Exercise objective: Go through the records below line by line, counting those that contain the word "Przekrój"; answer with the count only.

Data records:
• • •
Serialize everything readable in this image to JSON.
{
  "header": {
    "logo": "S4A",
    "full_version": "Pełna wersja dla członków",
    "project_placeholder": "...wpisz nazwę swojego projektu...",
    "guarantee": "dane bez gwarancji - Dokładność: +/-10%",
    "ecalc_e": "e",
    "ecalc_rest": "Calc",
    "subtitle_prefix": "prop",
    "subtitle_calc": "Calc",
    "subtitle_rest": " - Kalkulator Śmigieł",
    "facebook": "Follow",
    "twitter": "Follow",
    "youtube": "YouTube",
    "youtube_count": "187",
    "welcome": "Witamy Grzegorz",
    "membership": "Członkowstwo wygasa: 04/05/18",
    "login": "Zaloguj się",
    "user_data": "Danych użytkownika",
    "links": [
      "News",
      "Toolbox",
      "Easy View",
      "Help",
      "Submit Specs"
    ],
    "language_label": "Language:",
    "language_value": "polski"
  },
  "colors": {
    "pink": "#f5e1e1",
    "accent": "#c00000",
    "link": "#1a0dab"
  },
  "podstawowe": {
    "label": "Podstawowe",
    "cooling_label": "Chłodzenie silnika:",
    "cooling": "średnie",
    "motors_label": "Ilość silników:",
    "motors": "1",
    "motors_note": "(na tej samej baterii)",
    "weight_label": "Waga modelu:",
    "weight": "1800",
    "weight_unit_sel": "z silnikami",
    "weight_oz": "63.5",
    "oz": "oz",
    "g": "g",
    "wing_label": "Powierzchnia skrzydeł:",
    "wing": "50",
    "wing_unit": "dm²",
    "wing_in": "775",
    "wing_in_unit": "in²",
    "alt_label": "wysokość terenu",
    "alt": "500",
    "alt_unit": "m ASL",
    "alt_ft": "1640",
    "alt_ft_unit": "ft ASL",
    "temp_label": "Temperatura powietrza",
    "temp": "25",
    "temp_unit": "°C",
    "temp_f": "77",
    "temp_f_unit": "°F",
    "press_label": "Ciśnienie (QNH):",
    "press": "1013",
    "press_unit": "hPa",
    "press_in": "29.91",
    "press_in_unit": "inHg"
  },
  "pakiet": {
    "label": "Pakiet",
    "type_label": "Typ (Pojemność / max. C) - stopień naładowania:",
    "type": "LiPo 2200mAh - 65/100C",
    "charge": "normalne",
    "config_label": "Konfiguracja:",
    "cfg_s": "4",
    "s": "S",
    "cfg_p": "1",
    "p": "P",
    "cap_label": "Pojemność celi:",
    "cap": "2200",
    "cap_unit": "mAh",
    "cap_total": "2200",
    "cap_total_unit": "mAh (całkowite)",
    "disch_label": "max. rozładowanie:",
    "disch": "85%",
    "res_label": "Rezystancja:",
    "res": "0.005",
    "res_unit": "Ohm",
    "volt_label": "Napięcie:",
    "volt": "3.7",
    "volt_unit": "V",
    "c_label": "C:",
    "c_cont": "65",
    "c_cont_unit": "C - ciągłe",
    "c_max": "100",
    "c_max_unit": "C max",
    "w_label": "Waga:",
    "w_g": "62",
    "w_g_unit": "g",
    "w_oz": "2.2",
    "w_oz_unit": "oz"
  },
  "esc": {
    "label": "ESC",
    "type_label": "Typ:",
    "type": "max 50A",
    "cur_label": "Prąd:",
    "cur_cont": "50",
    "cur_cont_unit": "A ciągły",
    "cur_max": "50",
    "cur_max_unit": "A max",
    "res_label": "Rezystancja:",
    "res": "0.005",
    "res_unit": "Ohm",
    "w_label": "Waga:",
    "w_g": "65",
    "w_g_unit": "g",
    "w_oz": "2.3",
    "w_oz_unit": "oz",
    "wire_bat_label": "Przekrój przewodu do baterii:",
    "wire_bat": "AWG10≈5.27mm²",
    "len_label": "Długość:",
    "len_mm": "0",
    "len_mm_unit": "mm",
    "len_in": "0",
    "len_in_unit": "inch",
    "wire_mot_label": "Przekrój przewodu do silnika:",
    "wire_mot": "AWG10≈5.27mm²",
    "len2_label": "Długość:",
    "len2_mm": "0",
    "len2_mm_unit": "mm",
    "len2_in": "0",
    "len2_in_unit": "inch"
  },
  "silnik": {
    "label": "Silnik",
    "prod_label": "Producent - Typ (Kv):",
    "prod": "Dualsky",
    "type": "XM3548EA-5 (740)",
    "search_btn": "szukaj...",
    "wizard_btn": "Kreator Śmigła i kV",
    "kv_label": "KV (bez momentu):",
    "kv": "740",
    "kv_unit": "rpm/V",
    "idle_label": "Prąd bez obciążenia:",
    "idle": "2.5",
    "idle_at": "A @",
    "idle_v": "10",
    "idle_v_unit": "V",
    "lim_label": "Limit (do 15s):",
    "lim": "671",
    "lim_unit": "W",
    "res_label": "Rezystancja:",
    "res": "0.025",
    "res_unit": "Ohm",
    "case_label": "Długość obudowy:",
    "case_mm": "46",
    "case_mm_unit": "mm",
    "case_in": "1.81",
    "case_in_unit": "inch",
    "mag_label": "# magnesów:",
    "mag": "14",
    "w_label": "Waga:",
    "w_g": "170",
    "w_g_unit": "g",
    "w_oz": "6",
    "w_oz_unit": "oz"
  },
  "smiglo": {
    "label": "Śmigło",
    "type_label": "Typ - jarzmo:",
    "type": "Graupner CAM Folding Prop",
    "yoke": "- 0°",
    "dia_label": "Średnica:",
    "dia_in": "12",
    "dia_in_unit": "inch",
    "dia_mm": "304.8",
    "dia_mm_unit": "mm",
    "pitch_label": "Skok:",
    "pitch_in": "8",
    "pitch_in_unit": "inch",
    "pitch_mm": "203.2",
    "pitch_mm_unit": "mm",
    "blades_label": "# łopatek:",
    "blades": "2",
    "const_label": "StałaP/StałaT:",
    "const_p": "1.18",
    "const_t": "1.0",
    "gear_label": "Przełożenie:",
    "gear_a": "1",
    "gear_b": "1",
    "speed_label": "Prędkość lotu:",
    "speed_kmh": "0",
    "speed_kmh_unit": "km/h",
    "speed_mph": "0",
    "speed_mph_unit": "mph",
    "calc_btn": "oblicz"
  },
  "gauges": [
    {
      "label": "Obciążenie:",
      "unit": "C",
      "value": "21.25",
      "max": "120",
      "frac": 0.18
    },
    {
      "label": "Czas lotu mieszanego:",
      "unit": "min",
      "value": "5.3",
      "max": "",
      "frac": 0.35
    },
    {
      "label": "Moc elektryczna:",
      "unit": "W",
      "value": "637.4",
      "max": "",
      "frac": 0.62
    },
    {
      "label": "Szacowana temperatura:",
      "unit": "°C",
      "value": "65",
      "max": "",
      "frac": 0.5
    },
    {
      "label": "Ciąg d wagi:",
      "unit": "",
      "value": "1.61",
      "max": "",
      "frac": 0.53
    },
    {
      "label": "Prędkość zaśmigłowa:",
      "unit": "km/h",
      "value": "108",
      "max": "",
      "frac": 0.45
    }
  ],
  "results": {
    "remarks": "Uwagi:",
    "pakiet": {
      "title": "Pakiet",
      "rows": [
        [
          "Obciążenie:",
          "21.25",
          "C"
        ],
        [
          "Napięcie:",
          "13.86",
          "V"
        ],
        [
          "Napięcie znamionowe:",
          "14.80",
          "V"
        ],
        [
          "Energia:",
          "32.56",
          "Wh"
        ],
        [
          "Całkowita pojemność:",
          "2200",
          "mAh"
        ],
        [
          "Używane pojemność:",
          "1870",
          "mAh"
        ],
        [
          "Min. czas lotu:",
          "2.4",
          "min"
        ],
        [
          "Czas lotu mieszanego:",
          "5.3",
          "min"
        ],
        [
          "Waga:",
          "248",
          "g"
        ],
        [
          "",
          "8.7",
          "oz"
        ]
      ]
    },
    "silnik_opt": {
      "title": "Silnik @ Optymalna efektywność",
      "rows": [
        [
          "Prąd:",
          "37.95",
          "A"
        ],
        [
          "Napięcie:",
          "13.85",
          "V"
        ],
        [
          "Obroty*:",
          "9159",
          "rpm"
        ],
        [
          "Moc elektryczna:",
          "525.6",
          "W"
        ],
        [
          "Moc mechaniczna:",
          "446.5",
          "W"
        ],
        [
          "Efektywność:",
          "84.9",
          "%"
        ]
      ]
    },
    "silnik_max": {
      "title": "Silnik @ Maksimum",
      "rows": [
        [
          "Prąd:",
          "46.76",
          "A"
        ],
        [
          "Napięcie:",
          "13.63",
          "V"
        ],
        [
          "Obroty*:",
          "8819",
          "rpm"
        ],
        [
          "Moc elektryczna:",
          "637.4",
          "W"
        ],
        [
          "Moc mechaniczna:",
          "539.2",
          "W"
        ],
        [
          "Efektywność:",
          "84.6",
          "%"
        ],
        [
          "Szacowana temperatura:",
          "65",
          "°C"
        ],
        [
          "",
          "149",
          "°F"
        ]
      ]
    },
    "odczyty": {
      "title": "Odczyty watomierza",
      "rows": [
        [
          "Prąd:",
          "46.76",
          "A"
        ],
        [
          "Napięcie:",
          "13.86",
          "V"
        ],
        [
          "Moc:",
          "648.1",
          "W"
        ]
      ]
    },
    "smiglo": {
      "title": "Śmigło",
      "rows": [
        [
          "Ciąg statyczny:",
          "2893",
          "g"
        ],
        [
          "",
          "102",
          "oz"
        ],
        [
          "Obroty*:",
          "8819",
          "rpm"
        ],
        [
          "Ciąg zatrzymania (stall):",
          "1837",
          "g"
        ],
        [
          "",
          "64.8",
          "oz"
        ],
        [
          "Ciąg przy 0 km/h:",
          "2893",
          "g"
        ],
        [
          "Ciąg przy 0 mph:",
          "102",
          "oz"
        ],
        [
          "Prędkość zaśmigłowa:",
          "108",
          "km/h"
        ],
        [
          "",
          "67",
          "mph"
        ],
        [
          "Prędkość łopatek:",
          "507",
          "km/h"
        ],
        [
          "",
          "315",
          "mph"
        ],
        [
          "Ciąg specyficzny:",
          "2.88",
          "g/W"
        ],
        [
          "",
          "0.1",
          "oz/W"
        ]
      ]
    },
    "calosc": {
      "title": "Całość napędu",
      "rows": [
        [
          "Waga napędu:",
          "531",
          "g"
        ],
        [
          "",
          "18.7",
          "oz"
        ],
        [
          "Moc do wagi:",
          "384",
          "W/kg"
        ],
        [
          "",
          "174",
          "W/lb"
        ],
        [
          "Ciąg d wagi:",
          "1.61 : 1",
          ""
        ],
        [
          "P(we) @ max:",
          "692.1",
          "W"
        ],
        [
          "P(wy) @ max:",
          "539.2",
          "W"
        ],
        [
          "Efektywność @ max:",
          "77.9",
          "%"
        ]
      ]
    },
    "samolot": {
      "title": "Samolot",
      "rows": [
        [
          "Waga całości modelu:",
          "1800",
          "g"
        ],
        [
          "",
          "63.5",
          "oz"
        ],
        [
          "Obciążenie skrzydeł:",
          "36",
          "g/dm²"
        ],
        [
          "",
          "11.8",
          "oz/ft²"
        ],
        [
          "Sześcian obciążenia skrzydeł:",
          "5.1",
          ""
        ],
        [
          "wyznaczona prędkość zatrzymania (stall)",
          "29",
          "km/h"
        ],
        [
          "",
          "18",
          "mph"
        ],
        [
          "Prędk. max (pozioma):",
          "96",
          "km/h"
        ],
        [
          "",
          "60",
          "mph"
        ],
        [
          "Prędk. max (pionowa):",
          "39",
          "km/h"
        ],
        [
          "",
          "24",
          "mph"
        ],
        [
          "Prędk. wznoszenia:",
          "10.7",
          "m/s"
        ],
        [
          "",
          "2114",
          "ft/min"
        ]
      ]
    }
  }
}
• • •
Task output: 2